Exercise description => Any pictures in the records below should be skipped; write out everything else exactly.

Figure record listings:
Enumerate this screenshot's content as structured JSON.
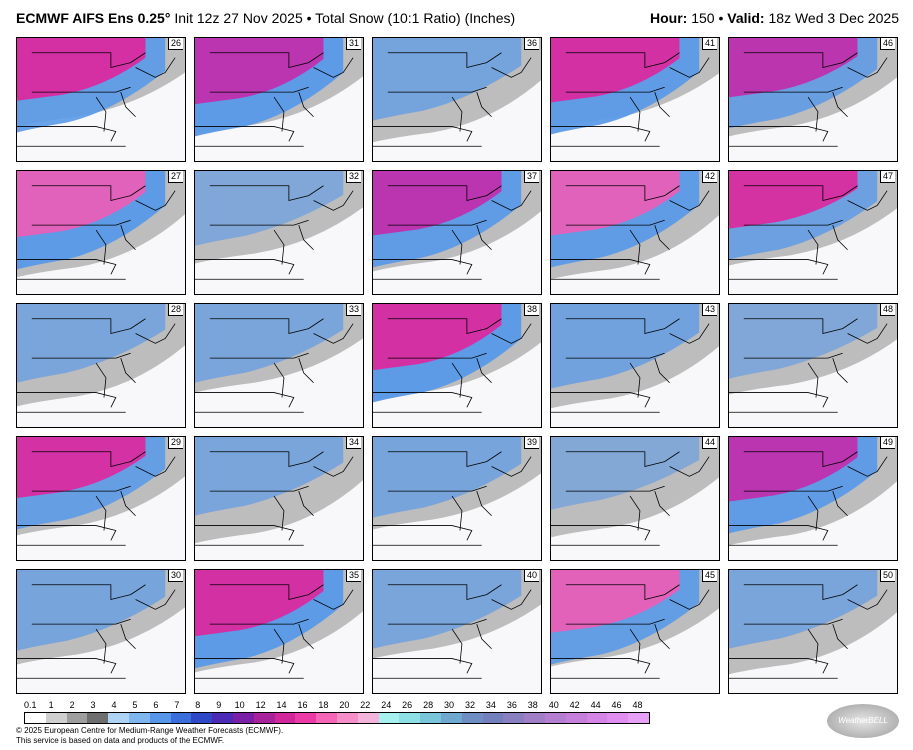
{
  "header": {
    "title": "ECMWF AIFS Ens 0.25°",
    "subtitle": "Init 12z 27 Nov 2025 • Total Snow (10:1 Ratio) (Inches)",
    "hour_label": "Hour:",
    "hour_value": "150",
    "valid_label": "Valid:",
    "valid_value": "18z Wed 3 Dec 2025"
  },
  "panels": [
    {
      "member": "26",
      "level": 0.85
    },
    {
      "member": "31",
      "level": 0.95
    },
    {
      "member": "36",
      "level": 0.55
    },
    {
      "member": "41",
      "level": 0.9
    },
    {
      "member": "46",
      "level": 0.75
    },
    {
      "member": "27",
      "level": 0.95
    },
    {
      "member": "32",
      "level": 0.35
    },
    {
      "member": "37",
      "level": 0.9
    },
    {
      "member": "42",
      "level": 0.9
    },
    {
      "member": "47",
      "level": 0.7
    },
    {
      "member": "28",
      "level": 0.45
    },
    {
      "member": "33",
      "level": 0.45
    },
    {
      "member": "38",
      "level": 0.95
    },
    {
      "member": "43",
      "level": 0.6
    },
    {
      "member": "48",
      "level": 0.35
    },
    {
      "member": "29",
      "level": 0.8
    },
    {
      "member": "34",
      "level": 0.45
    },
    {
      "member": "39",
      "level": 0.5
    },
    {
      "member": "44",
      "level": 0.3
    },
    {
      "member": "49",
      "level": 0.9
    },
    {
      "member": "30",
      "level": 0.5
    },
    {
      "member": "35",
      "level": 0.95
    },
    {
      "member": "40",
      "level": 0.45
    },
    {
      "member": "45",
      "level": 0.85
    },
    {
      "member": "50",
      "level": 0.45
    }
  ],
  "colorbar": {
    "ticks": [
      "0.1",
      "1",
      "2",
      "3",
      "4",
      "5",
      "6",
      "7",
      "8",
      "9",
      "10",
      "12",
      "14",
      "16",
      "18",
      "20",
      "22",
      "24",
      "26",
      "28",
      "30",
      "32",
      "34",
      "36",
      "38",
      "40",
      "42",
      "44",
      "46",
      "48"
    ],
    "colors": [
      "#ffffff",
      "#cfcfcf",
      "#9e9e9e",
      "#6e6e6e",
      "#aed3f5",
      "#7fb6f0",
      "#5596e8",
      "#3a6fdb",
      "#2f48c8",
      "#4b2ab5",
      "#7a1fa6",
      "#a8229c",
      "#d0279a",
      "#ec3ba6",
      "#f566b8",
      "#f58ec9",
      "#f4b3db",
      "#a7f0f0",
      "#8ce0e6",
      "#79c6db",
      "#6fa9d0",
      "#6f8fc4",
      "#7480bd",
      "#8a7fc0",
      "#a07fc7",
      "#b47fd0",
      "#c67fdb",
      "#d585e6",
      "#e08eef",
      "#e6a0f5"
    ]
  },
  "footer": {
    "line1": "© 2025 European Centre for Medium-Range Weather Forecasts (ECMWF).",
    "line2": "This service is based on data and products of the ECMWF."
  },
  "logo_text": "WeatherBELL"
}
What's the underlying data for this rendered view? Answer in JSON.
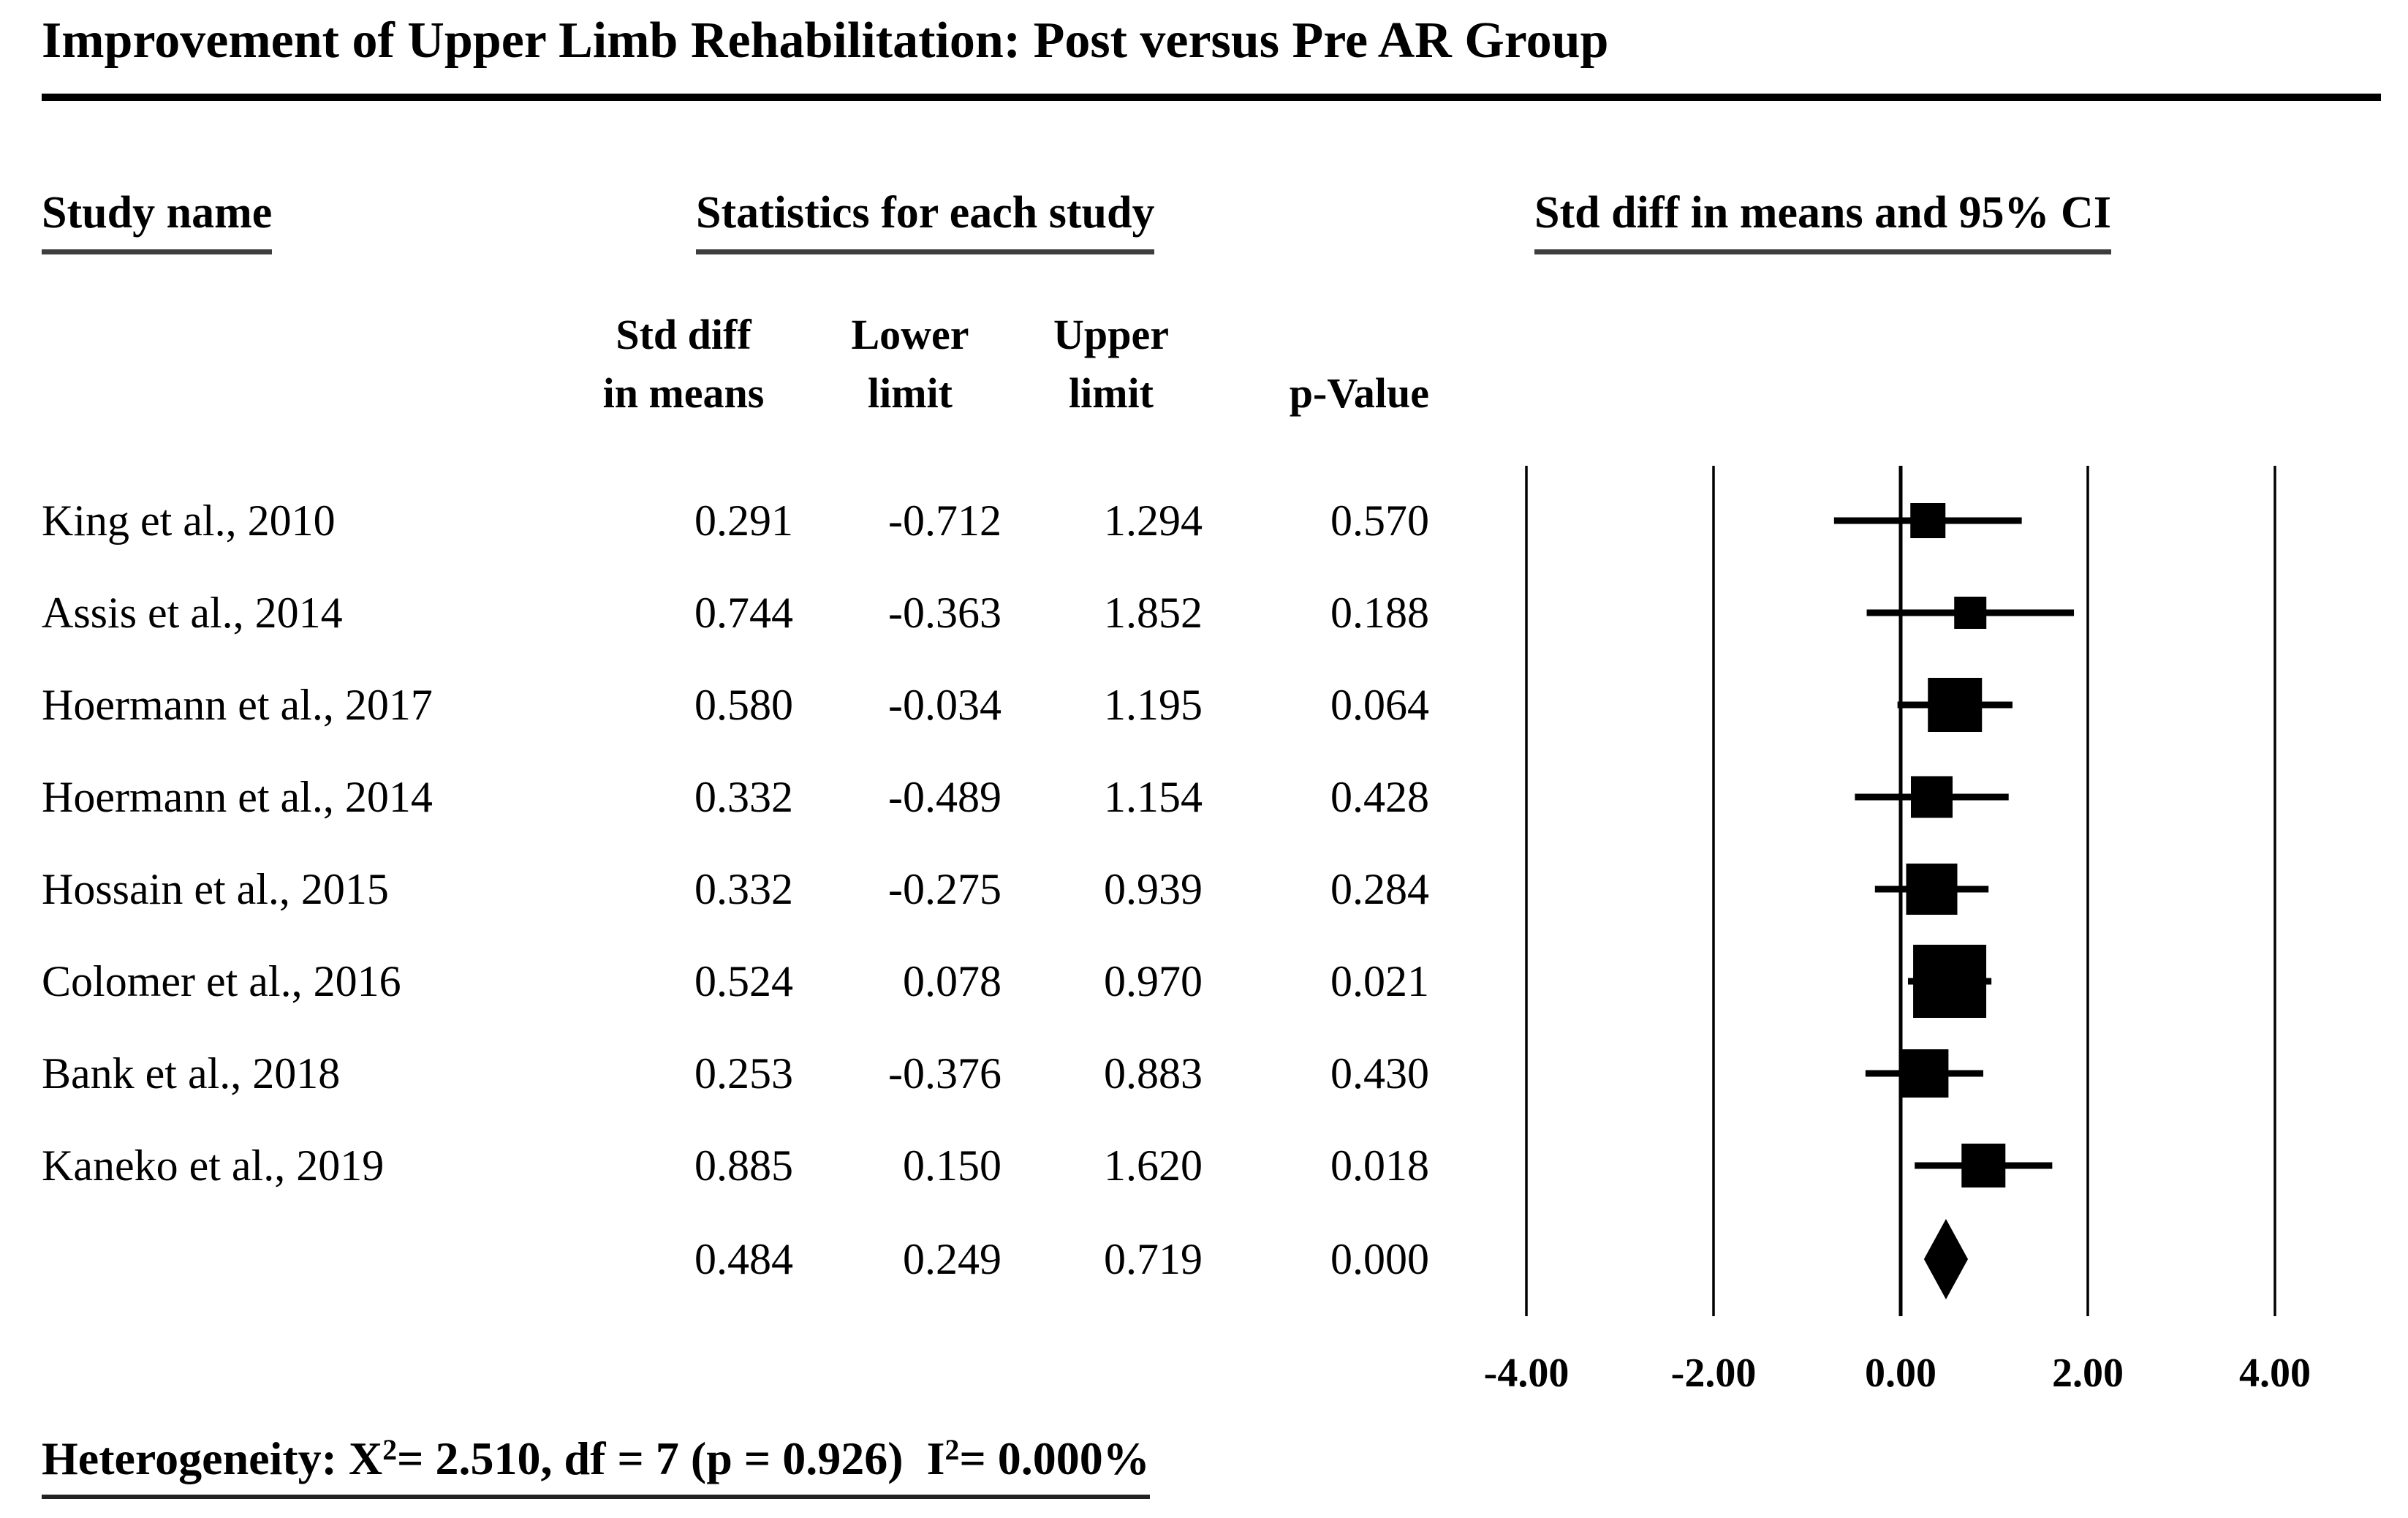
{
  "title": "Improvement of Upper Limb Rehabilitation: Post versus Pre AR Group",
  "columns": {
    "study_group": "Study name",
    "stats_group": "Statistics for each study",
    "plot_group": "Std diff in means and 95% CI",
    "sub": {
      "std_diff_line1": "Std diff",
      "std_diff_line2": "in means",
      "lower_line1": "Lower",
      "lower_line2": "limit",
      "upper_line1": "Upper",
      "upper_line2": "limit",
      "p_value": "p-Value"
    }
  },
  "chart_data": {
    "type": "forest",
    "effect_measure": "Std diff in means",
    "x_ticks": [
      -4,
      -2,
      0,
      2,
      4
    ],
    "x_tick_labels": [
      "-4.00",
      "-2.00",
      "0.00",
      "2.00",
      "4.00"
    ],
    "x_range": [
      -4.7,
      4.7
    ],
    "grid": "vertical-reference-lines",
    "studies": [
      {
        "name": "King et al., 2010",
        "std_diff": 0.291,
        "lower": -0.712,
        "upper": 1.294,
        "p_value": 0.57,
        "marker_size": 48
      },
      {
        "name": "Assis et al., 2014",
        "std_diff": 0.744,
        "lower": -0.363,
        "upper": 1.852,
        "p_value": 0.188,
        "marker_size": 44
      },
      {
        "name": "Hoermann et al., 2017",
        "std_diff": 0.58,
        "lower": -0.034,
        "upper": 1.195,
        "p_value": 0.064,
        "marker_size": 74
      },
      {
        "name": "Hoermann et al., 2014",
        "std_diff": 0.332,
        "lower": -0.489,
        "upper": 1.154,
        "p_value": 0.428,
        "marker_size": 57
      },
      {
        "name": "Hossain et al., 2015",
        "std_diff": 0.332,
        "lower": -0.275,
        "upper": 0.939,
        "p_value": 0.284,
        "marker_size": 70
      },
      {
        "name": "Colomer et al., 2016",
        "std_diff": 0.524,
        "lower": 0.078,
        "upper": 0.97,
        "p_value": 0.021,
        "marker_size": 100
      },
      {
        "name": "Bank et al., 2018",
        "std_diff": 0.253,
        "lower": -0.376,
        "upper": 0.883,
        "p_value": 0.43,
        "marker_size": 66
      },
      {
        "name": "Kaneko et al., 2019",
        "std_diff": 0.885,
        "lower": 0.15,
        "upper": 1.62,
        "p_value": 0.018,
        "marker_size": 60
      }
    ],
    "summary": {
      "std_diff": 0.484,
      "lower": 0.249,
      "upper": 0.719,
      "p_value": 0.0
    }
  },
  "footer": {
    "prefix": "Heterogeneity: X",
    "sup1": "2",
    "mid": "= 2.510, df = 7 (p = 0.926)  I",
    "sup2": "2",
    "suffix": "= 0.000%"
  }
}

Final result =>
Enumerate this screenshot's content as structured JSON.
{
  "header": {
    "title": "ECMWF AIFS Ens 0.25°",
    "subtitle": "Init 12z 27 Nov 2025 • Total Snow (10:1 Ratio) (Inches)",
    "hour_label": "Hour:",
    "hour_value": "150",
    "valid_label": "Valid:",
    "valid_value": "18z Wed 3 Dec 2025"
  },
  "panels": [
    {
      "member": "26",
      "level": 0.85
    },
    {
      "member": "31",
      "level": 0.95
    },
    {
      "member": "36",
      "level": 0.55
    },
    {
      "member": "41",
      "level": 0.9
    },
    {
      "member": "46",
      "level": 0.75
    },
    {
      "member": "27",
      "level": 0.95
    },
    {
      "member": "32",
      "level": 0.35
    },
    {
      "member": "37",
      "level": 0.9
    },
    {
      "member": "42",
      "level": 0.9
    },
    {
      "member": "47",
      "level": 0.7
    },
    {
      "member": "28",
      "level": 0.45
    },
    {
      "member": "33",
      "level": 0.45
    },
    {
      "member": "38",
      "level": 0.95
    },
    {
      "member": "43",
      "level": 0.6
    },
    {
      "member": "48",
      "level": 0.35
    },
    {
      "member": "29",
      "level": 0.8
    },
    {
      "member": "34",
      "level": 0.45
    },
    {
      "member": "39",
      "level": 0.5
    },
    {
      "member": "44",
      "level": 0.3
    },
    {
      "member": "49",
      "level": 0.9
    },
    {
      "member": "30",
      "level": 0.5
    },
    {
      "member": "35",
      "level": 0.95
    },
    {
      "member": "40",
      "level": 0.45
    },
    {
      "member": "45",
      "level": 0.85
    },
    {
      "member": "50",
      "level": 0.45
    }
  ],
  "colorbar": {
    "ticks": [
      "0.1",
      "1",
      "2",
      "3",
      "4",
      "5",
      "6",
      "7",
      "8",
      "9",
      "10",
      "12",
      "14",
      "16",
      "18",
      "20",
      "22",
      "24",
      "26",
      "28",
      "30",
      "32",
      "34",
      "36",
      "38",
      "40",
      "42",
      "44",
      "46",
      "48"
    ],
    "colors": [
      "#ffffff",
      "#cfcfcf",
      "#9e9e9e",
      "#6e6e6e",
      "#aed3f5",
      "#7fb6f0",
      "#5596e8",
      "#3a6fdb",
      "#2f48c8",
      "#4b2ab5",
      "#7a1fa6",
      "#a8229c",
      "#d0279a",
      "#ec3ba6",
      "#f566b8",
      "#f58ec9",
      "#f4b3db",
      "#a7f0f0",
      "#8ce0e6",
      "#79c6db",
      "#6fa9d0",
      "#6f8fc4",
      "#7480bd",
      "#8a7fc0",
      "#a07fc7",
      "#b47fd0",
      "#c67fdb",
      "#d585e6",
      "#e08eef",
      "#e6a0f5"
    ]
  },
  "footer": {
    "line1": "© 2025 European Centre for Medium-Range Weather Forecasts (ECMWF).",
    "line2": "This service is based on data and products of the ECMWF."
  },
  "logo_text": "WeatherBELL"
}
What's the underlying data for this rendered view? Answer in JSON.
{
  "title": "Improvement of Upper Limb Rehabilitation: Post versus Pre AR Group",
  "columns": {
    "study_group": "Study name",
    "stats_group": "Statistics for each study",
    "plot_group": "Std diff in means and 95% CI",
    "sub": {
      "std_diff_line1": "Std diff",
      "std_diff_line2": "in means",
      "lower_line1": "Lower",
      "lower_line2": "limit",
      "upper_line1": "Upper",
      "upper_line2": "limit",
      "p_value": "p-Value"
    }
  },
  "chart_data": {
    "type": "forest",
    "effect_measure": "Std diff in means",
    "x_ticks": [
      -4,
      -2,
      0,
      2,
      4
    ],
    "x_tick_labels": [
      "-4.00",
      "-2.00",
      "0.00",
      "2.00",
      "4.00"
    ],
    "x_range": [
      -4.7,
      4.7
    ],
    "grid": "vertical-reference-lines",
    "studies": [
      {
        "name": "King et al., 2010",
        "std_diff": 0.291,
        "lower": -0.712,
        "upper": 1.294,
        "p_value": 0.57,
        "marker_size": 48
      },
      {
        "name": "Assis et al., 2014",
        "std_diff": 0.744,
        "lower": -0.363,
        "upper": 1.852,
        "p_value": 0.188,
        "marker_size": 44
      },
      {
        "name": "Hoermann et al., 2017",
        "std_diff": 0.58,
        "lower": -0.034,
        "upper": 1.195,
        "p_value": 0.064,
        "marker_size": 74
      },
      {
        "name": "Hoermann et al., 2014",
        "std_diff": 0.332,
        "lower": -0.489,
        "upper": 1.154,
        "p_value": 0.428,
        "marker_size": 57
      },
      {
        "name": "Hossain et al., 2015",
        "std_diff": 0.332,
        "lower": -0.275,
        "upper": 0.939,
        "p_value": 0.284,
        "marker_size": 70
      },
      {
        "name": "Colomer et al., 2016",
        "std_diff": 0.524,
        "lower": 0.078,
        "upper": 0.97,
        "p_value": 0.021,
        "marker_size": 100
      },
      {
        "name": "Bank et al., 2018",
        "std_diff": 0.253,
        "lower": -0.376,
        "upper": 0.883,
        "p_value": 0.43,
        "marker_size": 66
      },
      {
        "name": "Kaneko et al., 2019",
        "std_diff": 0.885,
        "lower": 0.15,
        "upper": 1.62,
        "p_value": 0.018,
        "marker_size": 60
      }
    ],
    "summary": {
      "std_diff": 0.484,
      "lower": 0.249,
      "upper": 0.719,
      "p_value": 0.0
    }
  },
  "footer": {
    "prefix": "Heterogeneity: X",
    "sup1": "2",
    "mid": "= 2.510, df = 7 (p = 0.926)  I",
    "sup2": "2",
    "suffix": "= 0.000%"
  }
}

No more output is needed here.